## SET EXERCISE:
The entries need to be copied exactly.

## Stored items:
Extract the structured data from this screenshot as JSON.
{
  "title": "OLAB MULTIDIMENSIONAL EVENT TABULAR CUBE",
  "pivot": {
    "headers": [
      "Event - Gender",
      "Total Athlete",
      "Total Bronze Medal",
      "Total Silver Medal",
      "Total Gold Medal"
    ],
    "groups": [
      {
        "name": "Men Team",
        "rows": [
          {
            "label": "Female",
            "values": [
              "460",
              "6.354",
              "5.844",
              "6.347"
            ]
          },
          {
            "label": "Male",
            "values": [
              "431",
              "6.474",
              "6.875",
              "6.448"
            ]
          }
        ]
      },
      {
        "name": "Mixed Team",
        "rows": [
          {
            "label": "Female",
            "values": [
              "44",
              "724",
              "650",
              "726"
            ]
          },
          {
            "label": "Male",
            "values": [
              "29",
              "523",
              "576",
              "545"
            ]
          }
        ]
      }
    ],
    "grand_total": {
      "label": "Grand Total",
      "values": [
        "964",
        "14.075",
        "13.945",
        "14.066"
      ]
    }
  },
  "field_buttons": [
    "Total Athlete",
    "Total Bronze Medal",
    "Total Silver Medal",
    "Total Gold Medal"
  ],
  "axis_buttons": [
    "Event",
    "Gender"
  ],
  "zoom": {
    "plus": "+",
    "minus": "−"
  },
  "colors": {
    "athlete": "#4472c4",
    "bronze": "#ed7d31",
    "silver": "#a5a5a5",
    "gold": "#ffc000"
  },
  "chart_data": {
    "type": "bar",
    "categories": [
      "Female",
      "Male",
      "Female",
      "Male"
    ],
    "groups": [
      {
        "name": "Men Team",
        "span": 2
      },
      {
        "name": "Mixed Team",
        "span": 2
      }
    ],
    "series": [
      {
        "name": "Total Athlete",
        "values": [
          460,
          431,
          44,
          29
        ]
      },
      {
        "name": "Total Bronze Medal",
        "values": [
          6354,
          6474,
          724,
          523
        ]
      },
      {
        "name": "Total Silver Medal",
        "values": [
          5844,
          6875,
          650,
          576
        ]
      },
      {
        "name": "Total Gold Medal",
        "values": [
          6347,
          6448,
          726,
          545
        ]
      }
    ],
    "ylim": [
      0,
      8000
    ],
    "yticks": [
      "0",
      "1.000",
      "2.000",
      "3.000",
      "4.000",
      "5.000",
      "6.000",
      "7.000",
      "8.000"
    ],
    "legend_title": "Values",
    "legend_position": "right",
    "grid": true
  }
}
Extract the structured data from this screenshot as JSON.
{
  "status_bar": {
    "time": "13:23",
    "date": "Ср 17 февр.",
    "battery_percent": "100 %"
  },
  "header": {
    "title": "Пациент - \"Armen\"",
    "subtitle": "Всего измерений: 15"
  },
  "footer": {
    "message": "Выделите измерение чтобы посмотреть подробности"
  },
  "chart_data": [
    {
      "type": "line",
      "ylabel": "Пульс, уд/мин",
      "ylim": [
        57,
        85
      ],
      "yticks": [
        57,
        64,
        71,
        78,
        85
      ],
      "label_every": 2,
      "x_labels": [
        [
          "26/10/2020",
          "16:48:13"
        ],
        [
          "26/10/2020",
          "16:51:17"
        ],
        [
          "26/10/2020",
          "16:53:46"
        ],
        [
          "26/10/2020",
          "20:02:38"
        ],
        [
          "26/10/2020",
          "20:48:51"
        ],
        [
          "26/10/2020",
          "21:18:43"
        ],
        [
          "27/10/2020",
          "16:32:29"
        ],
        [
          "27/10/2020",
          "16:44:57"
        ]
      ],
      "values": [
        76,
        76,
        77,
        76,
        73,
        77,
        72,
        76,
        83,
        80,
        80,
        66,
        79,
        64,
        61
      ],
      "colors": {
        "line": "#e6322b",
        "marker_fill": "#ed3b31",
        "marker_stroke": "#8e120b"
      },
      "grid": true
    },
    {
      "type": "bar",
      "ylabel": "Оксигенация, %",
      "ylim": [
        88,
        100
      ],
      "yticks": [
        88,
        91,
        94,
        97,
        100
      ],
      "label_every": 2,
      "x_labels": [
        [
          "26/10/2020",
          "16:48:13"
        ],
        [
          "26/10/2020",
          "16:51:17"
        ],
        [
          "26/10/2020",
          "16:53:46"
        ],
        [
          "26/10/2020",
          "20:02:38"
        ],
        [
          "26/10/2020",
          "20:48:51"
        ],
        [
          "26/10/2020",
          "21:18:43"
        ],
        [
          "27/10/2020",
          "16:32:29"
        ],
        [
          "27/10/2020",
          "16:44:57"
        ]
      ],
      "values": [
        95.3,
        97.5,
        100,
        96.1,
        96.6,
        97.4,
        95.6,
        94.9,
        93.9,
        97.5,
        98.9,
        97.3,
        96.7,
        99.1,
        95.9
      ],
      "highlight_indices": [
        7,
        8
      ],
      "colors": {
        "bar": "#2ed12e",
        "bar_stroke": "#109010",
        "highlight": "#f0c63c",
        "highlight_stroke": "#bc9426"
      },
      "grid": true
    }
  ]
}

## RESULT FOR THIS TASK:
Extract the structured data from this screenshot as JSON.
{
  "title": "OLAB MULTIDIMENSIONAL EVENT TABULAR CUBE",
  "pivot": {
    "headers": [
      "Event - Gender",
      "Total Athlete",
      "Total Bronze Medal",
      "Total Silver Medal",
      "Total Gold Medal"
    ],
    "groups": [
      {
        "name": "Men Team",
        "rows": [
          {
            "label": "Female",
            "values": [
              "460",
              "6.354",
              "5.844",
              "6.347"
            ]
          },
          {
            "label": "Male",
            "values": [
              "431",
              "6.474",
              "6.875",
              "6.448"
            ]
          }
        ]
      },
      {
        "name": "Mixed Team",
        "rows": [
          {
            "label": "Female",
            "values": [
              "44",
              "724",
              "650",
              "726"
            ]
          },
          {
            "label": "Male",
            "values": [
              "29",
              "523",
              "576",
              "545"
            ]
          }
        ]
      }
    ],
    "grand_total": {
      "label": "Grand Total",
      "values": [
        "964",
        "14.075",
        "13.945",
        "14.066"
      ]
    }
  },
  "field_buttons": [
    "Total Athlete",
    "Total Bronze Medal",
    "Total Silver Medal",
    "Total Gold Medal"
  ],
  "axis_buttons": [
    "Event",
    "Gender"
  ],
  "zoom": {
    "plus": "+",
    "minus": "−"
  },
  "colors": {
    "athlete": "#4472c4",
    "bronze": "#ed7d31",
    "silver": "#a5a5a5",
    "gold": "#ffc000"
  },
  "chart_data": {
    "type": "bar",
    "categories": [
      "Female",
      "Male",
      "Female",
      "Male"
    ],
    "groups": [
      {
        "name": "Men Team",
        "span": 2
      },
      {
        "name": "Mixed Team",
        "span": 2
      }
    ],
    "series": [
      {
        "name": "Total Athlete",
        "values": [
          460,
          431,
          44,
          29
        ]
      },
      {
        "name": "Total Bronze Medal",
        "values": [
          6354,
          6474,
          724,
          523
        ]
      },
      {
        "name": "Total Silver Medal",
        "values": [
          5844,
          6875,
          650,
          576
        ]
      },
      {
        "name": "Total Gold Medal",
        "values": [
          6347,
          6448,
          726,
          545
        ]
      }
    ],
    "ylim": [
      0,
      8000
    ],
    "yticks": [
      "0",
      "1.000",
      "2.000",
      "3.000",
      "4.000",
      "5.000",
      "6.000",
      "7.000",
      "8.000"
    ],
    "legend_title": "Values",
    "legend_position": "right",
    "grid": true
  }
}
Extract the structured data from this screenshot as JSON.
{
  "status_bar": {
    "time": "13:23",
    "date": "Ср 17 февр.",
    "battery_percent": "100 %"
  },
  "header": {
    "title": "Пациент - \"Armen\"",
    "subtitle": "Всего измерений: 15"
  },
  "footer": {
    "message": "Выделите измерение чтобы посмотреть подробности"
  },
  "chart_data": [
    {
      "type": "line",
      "ylabel": "Пульс, уд/мин",
      "ylim": [
        57,
        85
      ],
      "yticks": [
        57,
        64,
        71,
        78,
        85
      ],
      "label_every": 2,
      "x_labels": [
        [
          "26/10/2020",
          "16:48:13"
        ],
        [
          "26/10/2020",
          "16:51:17"
        ],
        [
          "26/10/2020",
          "16:53:46"
        ],
        [
          "26/10/2020",
          "20:02:38"
        ],
        [
          "26/10/2020",
          "20:48:51"
        ],
        [
          "26/10/2020",
          "21:18:43"
        ],
        [
          "27/10/2020",
          "16:32:29"
        ],
        [
          "27/10/2020",
          "16:44:57"
        ]
      ],
      "values": [
        76,
        76,
        77,
        76,
        73,
        77,
        72,
        76,
        83,
        80,
        80,
        66,
        79,
        64,
        61
      ],
      "colors": {
        "line": "#e6322b",
        "marker_fill": "#ed3b31",
        "marker_stroke": "#8e120b"
      },
      "grid": true
    },
    {
      "type": "bar",
      "ylabel": "Оксигенация, %",
      "ylim": [
        88,
        100
      ],
      "yticks": [
        88,
        91,
        94,
        97,
        100
      ],
      "label_every": 2,
      "x_labels": [
        [
          "26/10/2020",
          "16:48:13"
        ],
        [
          "26/10/2020",
          "16:51:17"
        ],
        [
          "26/10/2020",
          "16:53:46"
        ],
        [
          "26/10/2020",
          "20:02:38"
        ],
        [
          "26/10/2020",
          "20:48:51"
        ],
        [
          "26/10/2020",
          "21:18:43"
        ],
        [
          "27/10/2020",
          "16:32:29"
        ],
        [
          "27/10/2020",
          "16:44:57"
        ]
      ],
      "values": [
        95.3,
        97.5,
        100,
        96.1,
        96.6,
        97.4,
        95.6,
        94.9,
        93.9,
        97.5,
        98.9,
        97.3,
        96.7,
        99.1,
        95.9
      ],
      "highlight_indices": [
        7,
        8
      ],
      "colors": {
        "bar": "#2ed12e",
        "bar_stroke": "#109010",
        "highlight": "#f0c63c",
        "highlight_stroke": "#bc9426"
      },
      "grid": true
    }
  ]
}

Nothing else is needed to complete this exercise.